● Do this
Copy out all lines that hold "Lack".
++++ Provided records ++++
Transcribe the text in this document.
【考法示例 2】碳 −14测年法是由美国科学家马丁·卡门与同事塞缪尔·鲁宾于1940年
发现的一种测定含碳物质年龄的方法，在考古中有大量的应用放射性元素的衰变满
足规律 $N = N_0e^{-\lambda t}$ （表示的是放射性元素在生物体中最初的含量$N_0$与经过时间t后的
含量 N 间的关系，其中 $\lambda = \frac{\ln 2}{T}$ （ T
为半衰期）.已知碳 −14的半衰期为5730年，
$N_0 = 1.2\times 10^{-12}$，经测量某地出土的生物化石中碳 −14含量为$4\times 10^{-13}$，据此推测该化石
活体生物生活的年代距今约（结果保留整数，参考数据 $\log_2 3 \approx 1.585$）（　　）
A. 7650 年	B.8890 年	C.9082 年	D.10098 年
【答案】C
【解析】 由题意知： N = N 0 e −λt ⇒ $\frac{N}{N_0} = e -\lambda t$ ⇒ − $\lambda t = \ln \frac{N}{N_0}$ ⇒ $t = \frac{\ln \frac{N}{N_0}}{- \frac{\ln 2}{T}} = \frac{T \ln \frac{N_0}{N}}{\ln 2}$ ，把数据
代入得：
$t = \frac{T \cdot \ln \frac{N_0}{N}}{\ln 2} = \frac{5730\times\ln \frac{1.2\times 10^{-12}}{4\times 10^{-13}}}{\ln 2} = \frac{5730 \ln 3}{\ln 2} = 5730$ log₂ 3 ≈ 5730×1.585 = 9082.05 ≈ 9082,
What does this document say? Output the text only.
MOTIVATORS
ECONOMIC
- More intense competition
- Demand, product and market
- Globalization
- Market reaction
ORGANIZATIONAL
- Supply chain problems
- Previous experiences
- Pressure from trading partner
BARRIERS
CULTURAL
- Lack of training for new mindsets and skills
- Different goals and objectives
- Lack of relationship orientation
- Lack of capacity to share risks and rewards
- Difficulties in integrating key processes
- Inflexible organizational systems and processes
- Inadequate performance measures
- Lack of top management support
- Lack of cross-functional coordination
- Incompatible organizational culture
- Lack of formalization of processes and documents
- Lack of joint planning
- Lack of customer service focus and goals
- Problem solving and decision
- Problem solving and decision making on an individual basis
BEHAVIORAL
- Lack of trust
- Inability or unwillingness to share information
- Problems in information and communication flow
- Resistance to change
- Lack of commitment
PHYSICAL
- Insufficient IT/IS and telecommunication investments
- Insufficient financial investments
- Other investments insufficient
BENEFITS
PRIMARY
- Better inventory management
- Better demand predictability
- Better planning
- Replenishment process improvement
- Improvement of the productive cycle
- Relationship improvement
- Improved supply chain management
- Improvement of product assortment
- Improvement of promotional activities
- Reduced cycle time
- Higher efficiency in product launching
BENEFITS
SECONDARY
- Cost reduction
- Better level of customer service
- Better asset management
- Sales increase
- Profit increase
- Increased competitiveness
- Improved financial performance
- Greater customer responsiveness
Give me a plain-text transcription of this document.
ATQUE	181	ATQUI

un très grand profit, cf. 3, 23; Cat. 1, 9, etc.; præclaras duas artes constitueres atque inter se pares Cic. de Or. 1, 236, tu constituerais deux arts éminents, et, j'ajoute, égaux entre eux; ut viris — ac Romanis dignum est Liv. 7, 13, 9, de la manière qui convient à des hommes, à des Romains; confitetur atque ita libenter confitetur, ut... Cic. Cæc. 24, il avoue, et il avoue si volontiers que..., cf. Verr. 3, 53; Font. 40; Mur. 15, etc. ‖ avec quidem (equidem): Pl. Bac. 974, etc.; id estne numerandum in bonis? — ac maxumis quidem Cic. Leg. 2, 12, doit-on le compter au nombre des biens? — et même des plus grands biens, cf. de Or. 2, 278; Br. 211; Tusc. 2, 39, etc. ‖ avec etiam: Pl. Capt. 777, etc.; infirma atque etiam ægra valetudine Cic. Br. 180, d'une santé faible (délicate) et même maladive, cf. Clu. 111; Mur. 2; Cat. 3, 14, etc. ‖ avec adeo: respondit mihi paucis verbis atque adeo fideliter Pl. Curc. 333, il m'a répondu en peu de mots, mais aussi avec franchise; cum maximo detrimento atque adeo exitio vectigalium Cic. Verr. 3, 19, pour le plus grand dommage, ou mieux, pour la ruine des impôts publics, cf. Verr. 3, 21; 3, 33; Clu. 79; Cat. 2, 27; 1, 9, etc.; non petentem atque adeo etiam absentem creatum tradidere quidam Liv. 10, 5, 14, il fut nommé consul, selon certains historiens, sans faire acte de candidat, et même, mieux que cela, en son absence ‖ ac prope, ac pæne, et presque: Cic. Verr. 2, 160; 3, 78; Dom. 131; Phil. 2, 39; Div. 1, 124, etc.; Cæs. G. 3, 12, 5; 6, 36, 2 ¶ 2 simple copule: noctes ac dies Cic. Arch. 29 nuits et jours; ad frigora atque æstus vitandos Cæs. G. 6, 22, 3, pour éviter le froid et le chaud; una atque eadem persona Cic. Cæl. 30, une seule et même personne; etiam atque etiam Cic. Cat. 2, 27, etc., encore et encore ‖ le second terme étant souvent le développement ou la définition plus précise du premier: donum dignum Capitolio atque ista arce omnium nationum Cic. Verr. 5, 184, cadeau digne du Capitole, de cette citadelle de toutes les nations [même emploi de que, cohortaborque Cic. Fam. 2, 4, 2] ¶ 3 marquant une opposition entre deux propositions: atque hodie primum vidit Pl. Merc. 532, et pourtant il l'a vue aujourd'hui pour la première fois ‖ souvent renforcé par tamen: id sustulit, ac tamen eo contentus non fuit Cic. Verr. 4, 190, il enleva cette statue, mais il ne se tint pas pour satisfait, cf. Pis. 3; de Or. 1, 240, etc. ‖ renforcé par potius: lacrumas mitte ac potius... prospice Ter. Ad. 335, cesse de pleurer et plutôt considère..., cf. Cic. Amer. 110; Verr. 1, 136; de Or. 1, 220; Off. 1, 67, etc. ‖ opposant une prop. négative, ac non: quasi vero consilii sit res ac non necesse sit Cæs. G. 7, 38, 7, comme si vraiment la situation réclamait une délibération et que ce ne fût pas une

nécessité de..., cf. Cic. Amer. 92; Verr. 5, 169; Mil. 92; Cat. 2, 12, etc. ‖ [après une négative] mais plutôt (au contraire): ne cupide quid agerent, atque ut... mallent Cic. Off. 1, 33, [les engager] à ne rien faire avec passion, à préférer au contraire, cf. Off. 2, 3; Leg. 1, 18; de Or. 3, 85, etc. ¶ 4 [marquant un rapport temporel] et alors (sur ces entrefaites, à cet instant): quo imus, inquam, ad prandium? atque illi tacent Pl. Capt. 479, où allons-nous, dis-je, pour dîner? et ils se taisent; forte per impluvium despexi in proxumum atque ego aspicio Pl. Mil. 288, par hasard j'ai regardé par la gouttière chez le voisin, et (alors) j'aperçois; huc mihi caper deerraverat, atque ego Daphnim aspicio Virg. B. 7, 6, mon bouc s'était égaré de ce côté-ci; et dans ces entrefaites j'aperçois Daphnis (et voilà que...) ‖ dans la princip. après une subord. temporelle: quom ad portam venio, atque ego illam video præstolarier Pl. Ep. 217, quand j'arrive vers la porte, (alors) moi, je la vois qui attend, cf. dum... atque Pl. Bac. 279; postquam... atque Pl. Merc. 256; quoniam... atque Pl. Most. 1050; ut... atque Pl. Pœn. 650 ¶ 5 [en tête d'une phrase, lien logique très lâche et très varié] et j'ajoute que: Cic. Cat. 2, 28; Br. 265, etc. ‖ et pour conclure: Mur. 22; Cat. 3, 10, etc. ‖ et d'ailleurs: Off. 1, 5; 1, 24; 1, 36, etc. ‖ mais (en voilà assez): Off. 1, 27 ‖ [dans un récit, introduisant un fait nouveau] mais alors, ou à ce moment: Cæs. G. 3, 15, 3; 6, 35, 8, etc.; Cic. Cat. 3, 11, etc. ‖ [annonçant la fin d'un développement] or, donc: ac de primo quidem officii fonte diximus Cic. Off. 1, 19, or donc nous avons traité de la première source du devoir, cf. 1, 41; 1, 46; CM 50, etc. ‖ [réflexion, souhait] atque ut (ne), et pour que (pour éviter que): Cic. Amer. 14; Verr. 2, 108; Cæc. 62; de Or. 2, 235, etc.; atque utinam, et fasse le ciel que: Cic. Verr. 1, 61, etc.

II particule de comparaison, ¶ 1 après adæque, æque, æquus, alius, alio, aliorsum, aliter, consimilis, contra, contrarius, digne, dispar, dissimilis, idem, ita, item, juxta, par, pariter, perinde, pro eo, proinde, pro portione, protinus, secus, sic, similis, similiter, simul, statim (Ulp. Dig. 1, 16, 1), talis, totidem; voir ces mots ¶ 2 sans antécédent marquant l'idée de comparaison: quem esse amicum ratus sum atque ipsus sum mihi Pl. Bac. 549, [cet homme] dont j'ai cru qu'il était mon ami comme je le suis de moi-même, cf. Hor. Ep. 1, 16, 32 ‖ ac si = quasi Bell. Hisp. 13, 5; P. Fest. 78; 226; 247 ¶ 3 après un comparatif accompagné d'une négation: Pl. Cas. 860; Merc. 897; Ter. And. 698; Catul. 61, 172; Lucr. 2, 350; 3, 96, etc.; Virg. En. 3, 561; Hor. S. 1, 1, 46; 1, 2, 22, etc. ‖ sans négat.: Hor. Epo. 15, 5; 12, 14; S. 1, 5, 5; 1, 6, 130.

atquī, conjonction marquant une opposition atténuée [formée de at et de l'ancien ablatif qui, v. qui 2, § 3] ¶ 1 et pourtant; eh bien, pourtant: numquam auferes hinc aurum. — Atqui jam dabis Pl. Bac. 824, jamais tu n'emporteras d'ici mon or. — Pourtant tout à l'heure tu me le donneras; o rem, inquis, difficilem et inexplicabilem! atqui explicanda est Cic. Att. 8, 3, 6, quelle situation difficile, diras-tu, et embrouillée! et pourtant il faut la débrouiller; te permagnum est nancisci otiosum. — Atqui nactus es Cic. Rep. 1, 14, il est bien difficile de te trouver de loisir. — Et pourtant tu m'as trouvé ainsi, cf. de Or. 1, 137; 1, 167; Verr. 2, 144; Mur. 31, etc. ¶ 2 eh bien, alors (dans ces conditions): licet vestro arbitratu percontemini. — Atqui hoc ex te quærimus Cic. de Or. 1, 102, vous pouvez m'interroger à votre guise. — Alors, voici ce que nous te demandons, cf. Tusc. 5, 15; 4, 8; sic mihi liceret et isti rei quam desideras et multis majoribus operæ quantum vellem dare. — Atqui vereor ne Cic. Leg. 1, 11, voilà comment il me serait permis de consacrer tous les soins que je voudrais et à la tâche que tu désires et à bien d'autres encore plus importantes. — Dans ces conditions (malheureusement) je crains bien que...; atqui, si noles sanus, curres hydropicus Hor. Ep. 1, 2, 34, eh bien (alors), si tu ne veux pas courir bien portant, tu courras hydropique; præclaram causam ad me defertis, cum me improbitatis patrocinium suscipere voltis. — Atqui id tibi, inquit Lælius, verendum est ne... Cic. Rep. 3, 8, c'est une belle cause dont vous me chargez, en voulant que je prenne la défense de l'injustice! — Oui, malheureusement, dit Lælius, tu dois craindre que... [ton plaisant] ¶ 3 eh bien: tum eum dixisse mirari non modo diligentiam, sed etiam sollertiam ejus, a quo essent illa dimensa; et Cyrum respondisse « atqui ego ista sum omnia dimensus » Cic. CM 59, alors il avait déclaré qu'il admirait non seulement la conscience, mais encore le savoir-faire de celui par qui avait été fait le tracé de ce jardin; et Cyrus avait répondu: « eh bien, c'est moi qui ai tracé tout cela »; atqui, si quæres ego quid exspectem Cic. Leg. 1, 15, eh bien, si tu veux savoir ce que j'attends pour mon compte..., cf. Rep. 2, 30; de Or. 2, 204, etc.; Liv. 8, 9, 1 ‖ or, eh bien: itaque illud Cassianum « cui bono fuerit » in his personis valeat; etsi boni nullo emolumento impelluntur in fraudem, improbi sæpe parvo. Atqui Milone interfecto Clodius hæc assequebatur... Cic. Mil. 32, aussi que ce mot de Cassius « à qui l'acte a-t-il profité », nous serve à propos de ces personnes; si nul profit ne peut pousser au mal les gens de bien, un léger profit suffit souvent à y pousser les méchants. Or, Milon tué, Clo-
++++
● Output
- Lack of training for new mindsets and skills
- Lack of relationship orientation
- Lack of capacity to share risks and rewards
- Lack of top management support
- Lack of cross-functional coordination
- Lack of formalization of processes and documents
- Lack of joint planning
- Lack of customer service focus and goals
- Lack of trust
- Lack of commitment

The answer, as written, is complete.